--- BEGIN RECORD LIST ---

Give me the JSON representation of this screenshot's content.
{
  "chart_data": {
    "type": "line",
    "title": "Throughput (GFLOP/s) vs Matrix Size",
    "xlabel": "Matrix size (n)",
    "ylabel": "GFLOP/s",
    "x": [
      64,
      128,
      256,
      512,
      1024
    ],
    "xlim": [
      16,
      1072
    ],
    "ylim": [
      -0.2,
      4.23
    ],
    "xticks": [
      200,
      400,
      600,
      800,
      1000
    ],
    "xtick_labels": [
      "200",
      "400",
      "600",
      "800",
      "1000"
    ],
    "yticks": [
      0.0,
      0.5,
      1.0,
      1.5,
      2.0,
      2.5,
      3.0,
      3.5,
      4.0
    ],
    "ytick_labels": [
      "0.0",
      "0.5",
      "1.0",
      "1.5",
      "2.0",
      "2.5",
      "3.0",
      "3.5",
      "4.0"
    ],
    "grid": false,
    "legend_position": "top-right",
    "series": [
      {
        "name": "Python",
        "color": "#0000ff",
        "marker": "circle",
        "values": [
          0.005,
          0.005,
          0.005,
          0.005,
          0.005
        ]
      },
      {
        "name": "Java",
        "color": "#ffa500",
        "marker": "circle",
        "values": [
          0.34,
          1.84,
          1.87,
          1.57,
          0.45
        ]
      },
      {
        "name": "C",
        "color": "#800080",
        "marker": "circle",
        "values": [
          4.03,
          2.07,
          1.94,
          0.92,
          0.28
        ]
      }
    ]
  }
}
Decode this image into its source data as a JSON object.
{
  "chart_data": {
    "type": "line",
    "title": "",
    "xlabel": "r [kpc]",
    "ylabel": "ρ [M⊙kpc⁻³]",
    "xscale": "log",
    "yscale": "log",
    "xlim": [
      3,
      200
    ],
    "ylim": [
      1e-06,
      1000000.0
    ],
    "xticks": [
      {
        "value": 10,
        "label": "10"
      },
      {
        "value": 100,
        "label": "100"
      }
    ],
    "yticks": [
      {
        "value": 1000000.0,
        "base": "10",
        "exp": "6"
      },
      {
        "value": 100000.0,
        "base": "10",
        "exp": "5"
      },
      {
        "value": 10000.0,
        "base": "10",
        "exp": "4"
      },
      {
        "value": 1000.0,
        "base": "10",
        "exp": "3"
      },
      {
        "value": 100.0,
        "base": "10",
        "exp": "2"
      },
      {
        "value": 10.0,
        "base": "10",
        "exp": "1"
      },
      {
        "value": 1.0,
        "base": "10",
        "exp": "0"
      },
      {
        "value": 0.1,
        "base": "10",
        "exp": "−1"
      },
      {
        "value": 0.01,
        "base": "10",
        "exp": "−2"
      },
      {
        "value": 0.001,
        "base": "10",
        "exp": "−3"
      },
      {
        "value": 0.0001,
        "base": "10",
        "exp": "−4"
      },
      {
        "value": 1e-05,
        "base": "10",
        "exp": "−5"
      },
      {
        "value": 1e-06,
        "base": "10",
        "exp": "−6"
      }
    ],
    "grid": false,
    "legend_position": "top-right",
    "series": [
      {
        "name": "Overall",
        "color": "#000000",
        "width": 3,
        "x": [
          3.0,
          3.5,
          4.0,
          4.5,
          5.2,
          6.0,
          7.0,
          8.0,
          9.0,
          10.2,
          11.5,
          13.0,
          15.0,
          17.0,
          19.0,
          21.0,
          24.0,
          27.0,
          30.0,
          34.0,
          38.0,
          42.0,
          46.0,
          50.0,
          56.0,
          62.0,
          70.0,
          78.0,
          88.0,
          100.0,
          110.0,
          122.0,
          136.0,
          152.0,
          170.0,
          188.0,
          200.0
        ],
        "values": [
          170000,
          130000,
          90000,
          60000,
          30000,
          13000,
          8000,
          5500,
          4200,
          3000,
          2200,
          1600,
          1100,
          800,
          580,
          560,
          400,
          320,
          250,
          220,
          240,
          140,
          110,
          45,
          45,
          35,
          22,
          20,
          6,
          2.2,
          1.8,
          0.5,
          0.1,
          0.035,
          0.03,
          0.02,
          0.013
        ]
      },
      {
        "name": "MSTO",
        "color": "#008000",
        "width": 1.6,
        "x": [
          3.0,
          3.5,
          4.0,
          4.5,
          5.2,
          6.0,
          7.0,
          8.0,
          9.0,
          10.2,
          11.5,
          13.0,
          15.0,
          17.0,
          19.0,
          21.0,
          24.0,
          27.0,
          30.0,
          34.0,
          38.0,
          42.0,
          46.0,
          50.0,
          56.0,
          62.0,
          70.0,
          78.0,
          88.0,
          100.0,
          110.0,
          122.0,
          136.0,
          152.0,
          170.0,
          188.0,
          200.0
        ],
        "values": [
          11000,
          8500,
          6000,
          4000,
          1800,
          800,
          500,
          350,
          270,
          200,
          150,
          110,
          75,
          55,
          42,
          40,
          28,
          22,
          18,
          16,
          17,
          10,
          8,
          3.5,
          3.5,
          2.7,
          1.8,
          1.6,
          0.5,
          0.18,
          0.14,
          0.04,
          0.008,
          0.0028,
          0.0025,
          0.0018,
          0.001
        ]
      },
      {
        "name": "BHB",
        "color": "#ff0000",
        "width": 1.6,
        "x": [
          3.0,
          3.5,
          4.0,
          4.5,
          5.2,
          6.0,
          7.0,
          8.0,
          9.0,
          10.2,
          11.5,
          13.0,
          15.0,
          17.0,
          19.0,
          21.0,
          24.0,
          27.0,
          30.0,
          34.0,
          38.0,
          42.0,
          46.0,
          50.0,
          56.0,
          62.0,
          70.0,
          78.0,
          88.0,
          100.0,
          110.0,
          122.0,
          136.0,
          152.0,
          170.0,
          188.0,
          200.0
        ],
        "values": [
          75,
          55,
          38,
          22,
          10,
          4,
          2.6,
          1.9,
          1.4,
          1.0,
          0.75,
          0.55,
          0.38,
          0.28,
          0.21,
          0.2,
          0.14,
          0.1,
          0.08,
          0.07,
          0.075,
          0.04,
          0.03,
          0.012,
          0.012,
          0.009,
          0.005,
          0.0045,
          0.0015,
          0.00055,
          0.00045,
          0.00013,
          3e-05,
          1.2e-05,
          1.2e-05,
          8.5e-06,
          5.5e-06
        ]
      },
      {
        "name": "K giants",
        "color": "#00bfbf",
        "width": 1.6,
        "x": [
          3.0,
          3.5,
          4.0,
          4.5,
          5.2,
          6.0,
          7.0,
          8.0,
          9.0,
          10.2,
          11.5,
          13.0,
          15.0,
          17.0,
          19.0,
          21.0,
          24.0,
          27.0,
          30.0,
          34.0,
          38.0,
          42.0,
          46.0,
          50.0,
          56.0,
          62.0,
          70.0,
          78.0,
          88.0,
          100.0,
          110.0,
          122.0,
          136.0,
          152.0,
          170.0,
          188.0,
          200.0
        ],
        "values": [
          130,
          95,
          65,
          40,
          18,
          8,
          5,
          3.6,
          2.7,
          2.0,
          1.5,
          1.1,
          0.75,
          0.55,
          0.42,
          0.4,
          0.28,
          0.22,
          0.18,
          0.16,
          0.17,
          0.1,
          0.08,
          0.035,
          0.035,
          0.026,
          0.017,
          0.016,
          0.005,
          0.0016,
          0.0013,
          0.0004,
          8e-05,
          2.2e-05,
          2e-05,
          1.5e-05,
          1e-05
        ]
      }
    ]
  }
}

--- END RECORD LIST ---

THE PROBLEM: Write out the data again, exactly and in full.

ANSWER TO THE PROBLEM:
Give me the JSON representation of this screenshot's content.
{
  "chart_data": {
    "type": "line",
    "title": "Throughput (GFLOP/s) vs Matrix Size",
    "xlabel": "Matrix size (n)",
    "ylabel": "GFLOP/s",
    "x": [
      64,
      128,
      256,
      512,
      1024
    ],
    "xlim": [
      16,
      1072
    ],
    "ylim": [
      -0.2,
      4.23
    ],
    "xticks": [
      200,
      400,
      600,
      800,
      1000
    ],
    "xtick_labels": [
      "200",
      "400",
      "600",
      "800",
      "1000"
    ],
    "yticks": [
      0.0,
      0.5,
      1.0,
      1.5,
      2.0,
      2.5,
      3.0,
      3.5,
      4.0
    ],
    "ytick_labels": [
      "0.0",
      "0.5",
      "1.0",
      "1.5",
      "2.0",
      "2.5",
      "3.0",
      "3.5",
      "4.0"
    ],
    "grid": false,
    "legend_position": "top-right",
    "series": [
      {
        "name": "Python",
        "color": "#0000ff",
        "marker": "circle",
        "values": [
          0.005,
          0.005,
          0.005,
          0.005,
          0.005
        ]
      },
      {
        "name": "Java",
        "color": "#ffa500",
        "marker": "circle",
        "values": [
          0.34,
          1.84,
          1.87,
          1.57,
          0.45
        ]
      },
      {
        "name": "C",
        "color": "#800080",
        "marker": "circle",
        "values": [
          4.03,
          2.07,
          1.94,
          0.92,
          0.28
        ]
      }
    ]
  }
}
Decode this image into its source data as a JSON object.
{
  "chart_data": {
    "type": "line",
    "title": "",
    "xlabel": "r [kpc]",
    "ylabel": "ρ [M⊙kpc⁻³]",
    "xscale": "log",
    "yscale": "log",
    "xlim": [
      3,
      200
    ],
    "ylim": [
      1e-06,
      1000000.0
    ],
    "xticks": [
      {
        "value": 10,
        "label": "10"
      },
      {
        "value": 100,
        "label": "100"
      }
    ],
    "yticks": [
      {
        "value": 1000000.0,
        "base": "10",
        "exp": "6"
      },
      {
        "value": 100000.0,
        "base": "10",
        "exp": "5"
      },
      {
        "value": 10000.0,
        "base": "10",
        "exp": "4"
      },
      {
        "value": 1000.0,
        "base": "10",
        "exp": "3"
      },
      {
        "value": 100.0,
        "base": "10",
        "exp": "2"
      },
      {
        "value": 10.0,
        "base": "10",
        "exp": "1"
      },
      {
        "value": 1.0,
        "base": "10",
        "exp": "0"
      },
      {
        "value": 0.1,
        "base": "10",
        "exp": "−1"
      },
      {
        "value": 0.01,
        "base": "10",
        "exp": "−2"
      },
      {
        "value": 0.001,
        "base": "10",
        "exp": "−3"
      },
      {
        "value": 0.0001,
        "base": "10",
        "exp": "−4"
      },
      {
        "value": 1e-05,
        "base": "10",
        "exp": "−5"
      },
      {
        "value": 1e-06,
        "base": "10",
        "exp": "−6"
      }
    ],
    "grid": false,
    "legend_position": "top-right",
    "series": [
      {
        "name": "Overall",
        "color": "#000000",
        "width": 3,
        "x": [
          3.0,
          3.5,
          4.0,
          4.5,
          5.2,
          6.0,
          7.0,
          8.0,
          9.0,
          10.2,
          11.5,
          13.0,
          15.0,
          17.0,
          19.0,
          21.0,
          24.0,
          27.0,
          30.0,
          34.0,
          38.0,
          42.0,
          46.0,
          50.0,
          56.0,
          62.0,
          70.0,
          78.0,
          88.0,
          100.0,
          110.0,
          122.0,
          136.0,
          152.0,
          170.0,
          188.0,
          200.0
        ],
        "values": [
          170000,
          130000,
          90000,
          60000,
          30000,
          13000,
          8000,
          5500,
          4200,
          3000,
          2200,
          1600,
          1100,
          800,
          580,
          560,
          400,
          320,
          250,
          220,
          240,
          140,
          110,
          45,
          45,
          35,
          22,
          20,
          6,
          2.2,
          1.8,
          0.5,
          0.1,
          0.035,
          0.03,
          0.02,
          0.013
        ]
      },
      {
        "name": "MSTO",
        "color": "#008000",
        "width": 1.6,
        "x": [
          3.0,
          3.5,
          4.0,
          4.5,
          5.2,
          6.0,
          7.0,
          8.0,
          9.0,
          10.2,
          11.5,
          13.0,
          15.0,
          17.0,
          19.0,
          21.0,
          24.0,
          27.0,
          30.0,
          34.0,
          38.0,
          42.0,
          46.0,
          50.0,
          56.0,
          62.0,
          70.0,
          78.0,
          88.0,
          100.0,
          110.0,
          122.0,
          136.0,
          152.0,
          170.0,
          188.0,
          200.0
        ],
        "values": [
          11000,
          8500,
          6000,
          4000,
          1800,
          800,
          500,
          350,
          270,
          200,
          150,
          110,
          75,
          55,
          42,
          40,
          28,
          22,
          18,
          16,
          17,
          10,
          8,
          3.5,
          3.5,
          2.7,
          1.8,
          1.6,
          0.5,
          0.18,
          0.14,
          0.04,
          0.008,
          0.0028,
          0.0025,
          0.0018,
          0.001
        ]
      },
      {
        "name": "BHB",
        "color": "#ff0000",
        "width": 1.6,
        "x": [
          3.0,
          3.5,
          4.0,
          4.5,
          5.2,
          6.0,
          7.0,
          8.0,
          9.0,
          10.2,
          11.5,
          13.0,
          15.0,
          17.0,
          19.0,
          21.0,
          24.0,
          27.0,
          30.0,
          34.0,
          38.0,
          42.0,
          46.0,
          50.0,
          56.0,
          62.0,
          70.0,
          78.0,
          88.0,
          100.0,
          110.0,
          122.0,
          136.0,
          152.0,
          170.0,
          188.0,
          200.0
        ],
        "values": [
          75,
          55,
          38,
          22,
          10,
          4,
          2.6,
          1.9,
          1.4,
          1.0,
          0.75,
          0.55,
          0.38,
          0.28,
          0.21,
          0.2,
          0.14,
          0.1,
          0.08,
          0.07,
          0.075,
          0.04,
          0.03,
          0.012,
          0.012,
          0.009,
          0.005,
          0.0045,
          0.0015,
          0.00055,
          0.00045,
          0.00013,
          3e-05,
          1.2e-05,
          1.2e-05,
          8.5e-06,
          5.5e-06
        ]
      },
      {
        "name": "K giants",
        "color": "#00bfbf",
        "width": 1.6,
        "x": [
          3.0,
          3.5,
          4.0,
          4.5,
          5.2,
          6.0,
          7.0,
          8.0,
          9.0,
          10.2,
          11.5,
          13.0,
          15.0,
          17.0,
          19.0,
          21.0,
          24.0,
          27.0,
          30.0,
          34.0,
          38.0,
          42.0,
          46.0,
          50.0,
          56.0,
          62.0,
          70.0,
          78.0,
          88.0,
          100.0,
          110.0,
          122.0,
          136.0,
          152.0,
          170.0,
          188.0,
          200.0
        ],
        "values": [
          130,
          95,
          65,
          40,
          18,
          8,
          5,
          3.6,
          2.7,
          2.0,
          1.5,
          1.1,
          0.75,
          0.55,
          0.42,
          0.4,
          0.28,
          0.22,
          0.18,
          0.16,
          0.17,
          0.1,
          0.08,
          0.035,
          0.035,
          0.026,
          0.017,
          0.016,
          0.005,
          0.0016,
          0.0013,
          0.0004,
          8e-05,
          2.2e-05,
          2e-05,
          1.5e-05,
          1e-05
        ]
      }
    ]
  }
}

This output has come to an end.